**Stored records**
════

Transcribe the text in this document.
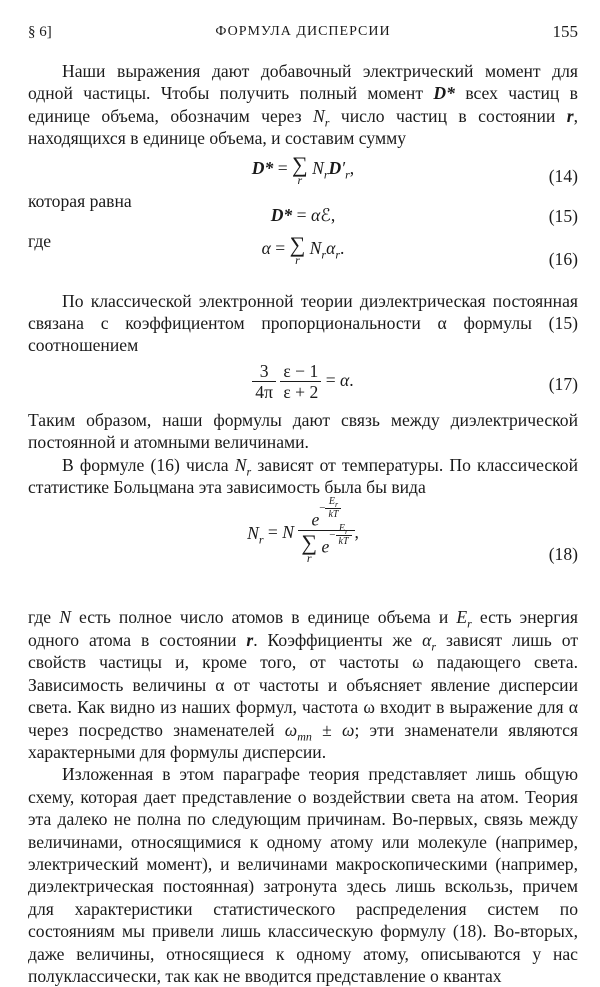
§ 6]	ФОРМУЛА ДИСПЕРСИИ	155

Наши выражения дают добавочный электрический момент для одной частицы. Чтобы получить полный момент D* всех частиц в единице объема, обозначим через $N_r$ число частиц в состоянии r, находящихся в единице объема, и составим сумму

D* = ∑
r
$N_rD'_r$,	(14)
которая равна
D* = αℰ,	(15)
где	α = ∑
r
$N_r\alpha_r$.
(16)

По классической электронной теории диэлектрическая постоянная связана с коэффициентом пропорциональности α формулы (15) соотношением

$\frac{3}{4\pi}$
$\frac{\varepsilon - 1}{\varepsilon + 2} = \alpha$.	(17)

Таким образом, наши формулы дают связь между диэлектрической постоянной и атомными величинами.

В формуле (16) числа $N_r$ зависят от температуры. По классической статистике Больцмана эта зависимость была бы вида

$N_r = N$ $e^{- \frac{E_r}{kT}}$
∑
r
$e^{- \frac{E_r}{kT}}$ ,
(18)

где N есть полное число атомов в единице объема и $E_r$ есть энергия одного атома в состоянии r. Коэффициенты же $\alpha_r$ зависят лишь от свойств частицы и, кроме того, от частоты ω падающего света. Зависимость величины α от частоты и объясняет явление дисперсии света. Как видно из наших формул, частота ω входит в выражение для α через посредство знаменателей $\omega_{mn} \pm \omega$; эти знаменатели являются характерными для формулы дисперсии.

Изложенная в этом параграфе теория представляет лишь общую схему, которая дает представление о воздействии света на атом. Теория эта далеко не полна по следующим причинам. Во-первых, связь между величинами, относящимися к одному атому или молекуле (например, электрический момент), и величинами макроскопическими (например, диэлектрическая постоянная) затронута здесь лишь вскользь, причем для характеристики статистического распределения систем по состояниям мы привели лишь классическую формулу (18). Во-вторых, даже величины, относящиеся к одному атому, описываются у нас полуклассически, так как не вводится представление о квантах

════

Each entry must be retyped word for word, with every image omitted.

Transcribe the text in this document.
§ 6]	ФОРМУЛА ДИСПЕРСИИ	155

Наши выражения дают добавочный электрический момент для одной частицы. Чтобы получить полный момент D* всех частиц в единице объема, обозначим через $N_r$ число частиц в состоянии r, находящихся в единице объема, и составим сумму

D* = ∑
r
$N_rD'_r$,	(14)
которая равна
D* = αℰ,	(15)
где	α = ∑
r
$N_r\alpha_r$.
(16)

По классической электронной теории диэлектрическая постоянная связана с коэффициентом пропорциональности α формулы (15) соотношением

$\frac{3}{4\pi}$
$\frac{\varepsilon - 1}{\varepsilon + 2} = \alpha$.	(17)

Таким образом, наши формулы дают связь между диэлектрической постоянной и атомными величинами.

В формуле (16) числа $N_r$ зависят от температуры. По классической статистике Больцмана эта зависимость была бы вида

$N_r = N$ $e^{- \frac{E_r}{kT}}$
∑
r
$e^{- \frac{E_r}{kT}}$ ,
(18)

где N есть полное число атомов в единице объема и $E_r$ есть энергия одного атома в состоянии r. Коэффициенты же $\alpha_r$ зависят лишь от свойств частицы и, кроме того, от частоты ω падающего света. Зависимость величины α от частоты и объясняет явление дисперсии света. Как видно из наших формул, частота ω входит в выражение для α через посредство знаменателей $\omega_{mn} \pm \omega$; эти знаменатели являются характерными для формулы дисперсии.

Изложенная в этом параграфе теория представляет лишь общую схему, которая дает представление о воздействии света на атом. Теория эта далеко не полна по следующим причинам. Во-первых, связь между величинами, относящимися к одному атому или молекуле (например, электрический момент), и величинами макроскопическими (например, диэлектрическая постоянная) затронута здесь лишь вскользь, причем для характеристики статистического распределения систем по состояниям мы привели лишь классическую формулу (18). Во-вторых, даже величины, относящиеся к одному атому, описываются у нас полуклассически, так как не вводится представление о квантах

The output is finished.